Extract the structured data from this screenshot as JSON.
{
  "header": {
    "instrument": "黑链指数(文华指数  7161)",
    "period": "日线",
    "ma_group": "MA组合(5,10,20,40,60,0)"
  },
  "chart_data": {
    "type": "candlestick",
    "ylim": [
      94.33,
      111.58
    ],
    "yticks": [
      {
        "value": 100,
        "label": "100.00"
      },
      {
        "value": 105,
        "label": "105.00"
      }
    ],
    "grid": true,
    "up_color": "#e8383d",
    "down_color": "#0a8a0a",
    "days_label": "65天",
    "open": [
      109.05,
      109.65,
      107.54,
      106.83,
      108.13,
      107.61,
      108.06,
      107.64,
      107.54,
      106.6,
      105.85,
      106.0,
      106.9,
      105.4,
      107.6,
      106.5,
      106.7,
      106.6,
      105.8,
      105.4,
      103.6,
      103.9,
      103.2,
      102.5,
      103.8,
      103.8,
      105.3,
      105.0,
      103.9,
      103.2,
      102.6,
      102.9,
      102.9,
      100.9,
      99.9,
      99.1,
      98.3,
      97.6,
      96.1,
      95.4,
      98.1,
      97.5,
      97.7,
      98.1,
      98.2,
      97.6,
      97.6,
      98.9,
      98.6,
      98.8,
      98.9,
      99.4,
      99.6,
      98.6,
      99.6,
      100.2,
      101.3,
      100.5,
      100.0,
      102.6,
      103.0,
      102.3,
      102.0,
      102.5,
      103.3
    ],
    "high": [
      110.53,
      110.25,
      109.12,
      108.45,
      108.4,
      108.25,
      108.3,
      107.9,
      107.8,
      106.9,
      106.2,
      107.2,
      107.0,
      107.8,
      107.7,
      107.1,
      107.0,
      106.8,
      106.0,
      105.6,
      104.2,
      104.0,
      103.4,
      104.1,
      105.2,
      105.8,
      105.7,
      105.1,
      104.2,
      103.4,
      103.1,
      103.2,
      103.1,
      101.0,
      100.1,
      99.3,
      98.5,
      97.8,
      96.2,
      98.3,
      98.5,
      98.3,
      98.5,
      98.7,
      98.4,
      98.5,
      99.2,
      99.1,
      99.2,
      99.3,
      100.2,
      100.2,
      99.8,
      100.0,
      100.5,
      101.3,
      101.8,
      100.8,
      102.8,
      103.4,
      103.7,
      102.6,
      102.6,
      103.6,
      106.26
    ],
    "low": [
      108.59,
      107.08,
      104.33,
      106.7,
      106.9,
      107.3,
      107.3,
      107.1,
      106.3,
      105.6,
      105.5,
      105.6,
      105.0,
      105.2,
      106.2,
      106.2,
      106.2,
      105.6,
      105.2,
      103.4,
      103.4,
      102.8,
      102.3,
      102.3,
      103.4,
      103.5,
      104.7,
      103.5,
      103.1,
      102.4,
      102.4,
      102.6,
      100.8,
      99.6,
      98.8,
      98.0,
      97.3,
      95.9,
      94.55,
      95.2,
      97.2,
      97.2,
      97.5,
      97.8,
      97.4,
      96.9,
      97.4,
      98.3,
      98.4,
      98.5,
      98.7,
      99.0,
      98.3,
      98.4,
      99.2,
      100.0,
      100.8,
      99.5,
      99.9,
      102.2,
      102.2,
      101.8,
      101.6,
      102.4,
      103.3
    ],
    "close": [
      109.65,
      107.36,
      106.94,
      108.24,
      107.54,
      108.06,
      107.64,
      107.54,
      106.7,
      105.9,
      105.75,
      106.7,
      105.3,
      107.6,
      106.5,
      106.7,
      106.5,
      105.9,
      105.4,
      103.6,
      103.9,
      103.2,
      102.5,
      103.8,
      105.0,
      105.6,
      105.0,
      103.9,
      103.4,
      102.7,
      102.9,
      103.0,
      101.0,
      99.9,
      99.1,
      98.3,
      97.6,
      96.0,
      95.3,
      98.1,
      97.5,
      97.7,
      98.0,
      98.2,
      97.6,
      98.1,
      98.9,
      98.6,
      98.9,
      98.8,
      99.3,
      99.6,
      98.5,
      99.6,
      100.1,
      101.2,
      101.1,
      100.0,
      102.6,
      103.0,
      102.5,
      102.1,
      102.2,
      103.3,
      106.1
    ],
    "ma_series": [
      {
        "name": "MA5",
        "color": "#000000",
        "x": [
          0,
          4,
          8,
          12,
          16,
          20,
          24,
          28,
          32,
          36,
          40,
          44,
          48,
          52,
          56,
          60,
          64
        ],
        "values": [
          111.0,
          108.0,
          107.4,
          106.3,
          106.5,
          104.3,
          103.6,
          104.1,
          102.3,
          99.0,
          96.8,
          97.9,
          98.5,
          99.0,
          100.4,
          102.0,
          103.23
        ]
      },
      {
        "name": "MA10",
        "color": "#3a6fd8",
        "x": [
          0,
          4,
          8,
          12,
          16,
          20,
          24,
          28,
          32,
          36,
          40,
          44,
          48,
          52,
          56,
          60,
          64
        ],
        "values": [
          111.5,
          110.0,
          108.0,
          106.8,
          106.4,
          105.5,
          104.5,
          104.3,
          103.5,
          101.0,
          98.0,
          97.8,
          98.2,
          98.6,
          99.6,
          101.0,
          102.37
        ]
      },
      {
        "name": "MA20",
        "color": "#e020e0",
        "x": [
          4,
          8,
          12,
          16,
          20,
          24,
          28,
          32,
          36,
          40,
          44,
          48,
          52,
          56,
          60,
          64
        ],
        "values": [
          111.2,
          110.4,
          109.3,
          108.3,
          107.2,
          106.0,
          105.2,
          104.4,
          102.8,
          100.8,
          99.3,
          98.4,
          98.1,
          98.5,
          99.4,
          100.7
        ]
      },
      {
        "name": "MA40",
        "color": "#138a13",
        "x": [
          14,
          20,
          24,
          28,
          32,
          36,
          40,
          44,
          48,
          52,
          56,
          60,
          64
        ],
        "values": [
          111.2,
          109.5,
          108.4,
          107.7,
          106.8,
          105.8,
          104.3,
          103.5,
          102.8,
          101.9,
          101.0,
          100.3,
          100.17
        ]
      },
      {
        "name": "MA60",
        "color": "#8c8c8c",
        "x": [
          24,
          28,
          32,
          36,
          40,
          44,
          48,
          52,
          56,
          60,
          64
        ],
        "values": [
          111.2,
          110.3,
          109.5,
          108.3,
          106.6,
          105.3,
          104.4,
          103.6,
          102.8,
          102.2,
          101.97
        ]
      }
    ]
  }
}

********************

## [WHAT YOU NEED TO DO]
Extract the complete data, matching each line exactly.

## [ANSWER TO THIS TASK]
Extract the structured data from this screenshot as JSON.
{
  "header": {
    "instrument": "黑链指数(文华指数  7161)",
    "period": "日线",
    "ma_group": "MA组合(5,10,20,40,60,0)"
  },
  "chart_data": {
    "type": "candlestick",
    "ylim": [
      94.33,
      111.58
    ],
    "yticks": [
      {
        "value": 100,
        "label": "100.00"
      },
      {
        "value": 105,
        "label": "105.00"
      }
    ],
    "grid": true,
    "up_color": "#e8383d",
    "down_color": "#0a8a0a",
    "days_label": "65天",
    "open": [
      109.05,
      109.65,
      107.54,
      106.83,
      108.13,
      107.61,
      108.06,
      107.64,
      107.54,
      106.6,
      105.85,
      106.0,
      106.9,
      105.4,
      107.6,
      106.5,
      106.7,
      106.6,
      105.8,
      105.4,
      103.6,
      103.9,
      103.2,
      102.5,
      103.8,
      103.8,
      105.3,
      105.0,
      103.9,
      103.2,
      102.6,
      102.9,
      102.9,
      100.9,
      99.9,
      99.1,
      98.3,
      97.6,
      96.1,
      95.4,
      98.1,
      97.5,
      97.7,
      98.1,
      98.2,
      97.6,
      97.6,
      98.9,
      98.6,
      98.8,
      98.9,
      99.4,
      99.6,
      98.6,
      99.6,
      100.2,
      101.3,
      100.5,
      100.0,
      102.6,
      103.0,
      102.3,
      102.0,
      102.5,
      103.3
    ],
    "high": [
      110.53,
      110.25,
      109.12,
      108.45,
      108.4,
      108.25,
      108.3,
      107.9,
      107.8,
      106.9,
      106.2,
      107.2,
      107.0,
      107.8,
      107.7,
      107.1,
      107.0,
      106.8,
      106.0,
      105.6,
      104.2,
      104.0,
      103.4,
      104.1,
      105.2,
      105.8,
      105.7,
      105.1,
      104.2,
      103.4,
      103.1,
      103.2,
      103.1,
      101.0,
      100.1,
      99.3,
      98.5,
      97.8,
      96.2,
      98.3,
      98.5,
      98.3,
      98.5,
      98.7,
      98.4,
      98.5,
      99.2,
      99.1,
      99.2,
      99.3,
      100.2,
      100.2,
      99.8,
      100.0,
      100.5,
      101.3,
      101.8,
      100.8,
      102.8,
      103.4,
      103.7,
      102.6,
      102.6,
      103.6,
      106.26
    ],
    "low": [
      108.59,
      107.08,
      104.33,
      106.7,
      106.9,
      107.3,
      107.3,
      107.1,
      106.3,
      105.6,
      105.5,
      105.6,
      105.0,
      105.2,
      106.2,
      106.2,
      106.2,
      105.6,
      105.2,
      103.4,
      103.4,
      102.8,
      102.3,
      102.3,
      103.4,
      103.5,
      104.7,
      103.5,
      103.1,
      102.4,
      102.4,
      102.6,
      100.8,
      99.6,
      98.8,
      98.0,
      97.3,
      95.9,
      94.55,
      95.2,
      97.2,
      97.2,
      97.5,
      97.8,
      97.4,
      96.9,
      97.4,
      98.3,
      98.4,
      98.5,
      98.7,
      99.0,
      98.3,
      98.4,
      99.2,
      100.0,
      100.8,
      99.5,
      99.9,
      102.2,
      102.2,
      101.8,
      101.6,
      102.4,
      103.3
    ],
    "close": [
      109.65,
      107.36,
      106.94,
      108.24,
      107.54,
      108.06,
      107.64,
      107.54,
      106.7,
      105.9,
      105.75,
      106.7,
      105.3,
      107.6,
      106.5,
      106.7,
      106.5,
      105.9,
      105.4,
      103.6,
      103.9,
      103.2,
      102.5,
      103.8,
      105.0,
      105.6,
      105.0,
      103.9,
      103.4,
      102.7,
      102.9,
      103.0,
      101.0,
      99.9,
      99.1,
      98.3,
      97.6,
      96.0,
      95.3,
      98.1,
      97.5,
      97.7,
      98.0,
      98.2,
      97.6,
      98.1,
      98.9,
      98.6,
      98.9,
      98.8,
      99.3,
      99.6,
      98.5,
      99.6,
      100.1,
      101.2,
      101.1,
      100.0,
      102.6,
      103.0,
      102.5,
      102.1,
      102.2,
      103.3,
      106.1
    ],
    "ma_series": [
      {
        "name": "MA5",
        "color": "#000000",
        "x": [
          0,
          4,
          8,
          12,
          16,
          20,
          24,
          28,
          32,
          36,
          40,
          44,
          48,
          52,
          56,
          60,
          64
        ],
        "values": [
          111.0,
          108.0,
          107.4,
          106.3,
          106.5,
          104.3,
          103.6,
          104.1,
          102.3,
          99.0,
          96.8,
          97.9,
          98.5,
          99.0,
          100.4,
          102.0,
          103.23
        ]
      },
      {
        "name": "MA10",
        "color": "#3a6fd8",
        "x": [
          0,
          4,
          8,
          12,
          16,
          20,
          24,
          28,
          32,
          36,
          40,
          44,
          48,
          52,
          56,
          60,
          64
        ],
        "values": [
          111.5,
          110.0,
          108.0,
          106.8,
          106.4,
          105.5,
          104.5,
          104.3,
          103.5,
          101.0,
          98.0,
          97.8,
          98.2,
          98.6,
          99.6,
          101.0,
          102.37
        ]
      },
      {
        "name": "MA20",
        "color": "#e020e0",
        "x": [
          4,
          8,
          12,
          16,
          20,
          24,
          28,
          32,
          36,
          40,
          44,
          48,
          52,
          56,
          60,
          64
        ],
        "values": [
          111.2,
          110.4,
          109.3,
          108.3,
          107.2,
          106.0,
          105.2,
          104.4,
          102.8,
          100.8,
          99.3,
          98.4,
          98.1,
          98.5,
          99.4,
          100.7
        ]
      },
      {
        "name": "MA40",
        "color": "#138a13",
        "x": [
          14,
          20,
          24,
          28,
          32,
          36,
          40,
          44,
          48,
          52,
          56,
          60,
          64
        ],
        "values": [
          111.2,
          109.5,
          108.4,
          107.7,
          106.8,
          105.8,
          104.3,
          103.5,
          102.8,
          101.9,
          101.0,
          100.3,
          100.17
        ]
      },
      {
        "name": "MA60",
        "color": "#8c8c8c",
        "x": [
          24,
          28,
          32,
          36,
          40,
          44,
          48,
          52,
          56,
          60,
          64
        ],
        "values": [
          111.2,
          110.3,
          109.5,
          108.3,
          106.6,
          105.3,
          104.4,
          103.6,
          102.8,
          102.2,
          101.97
        ]
      }
    ]
  }
}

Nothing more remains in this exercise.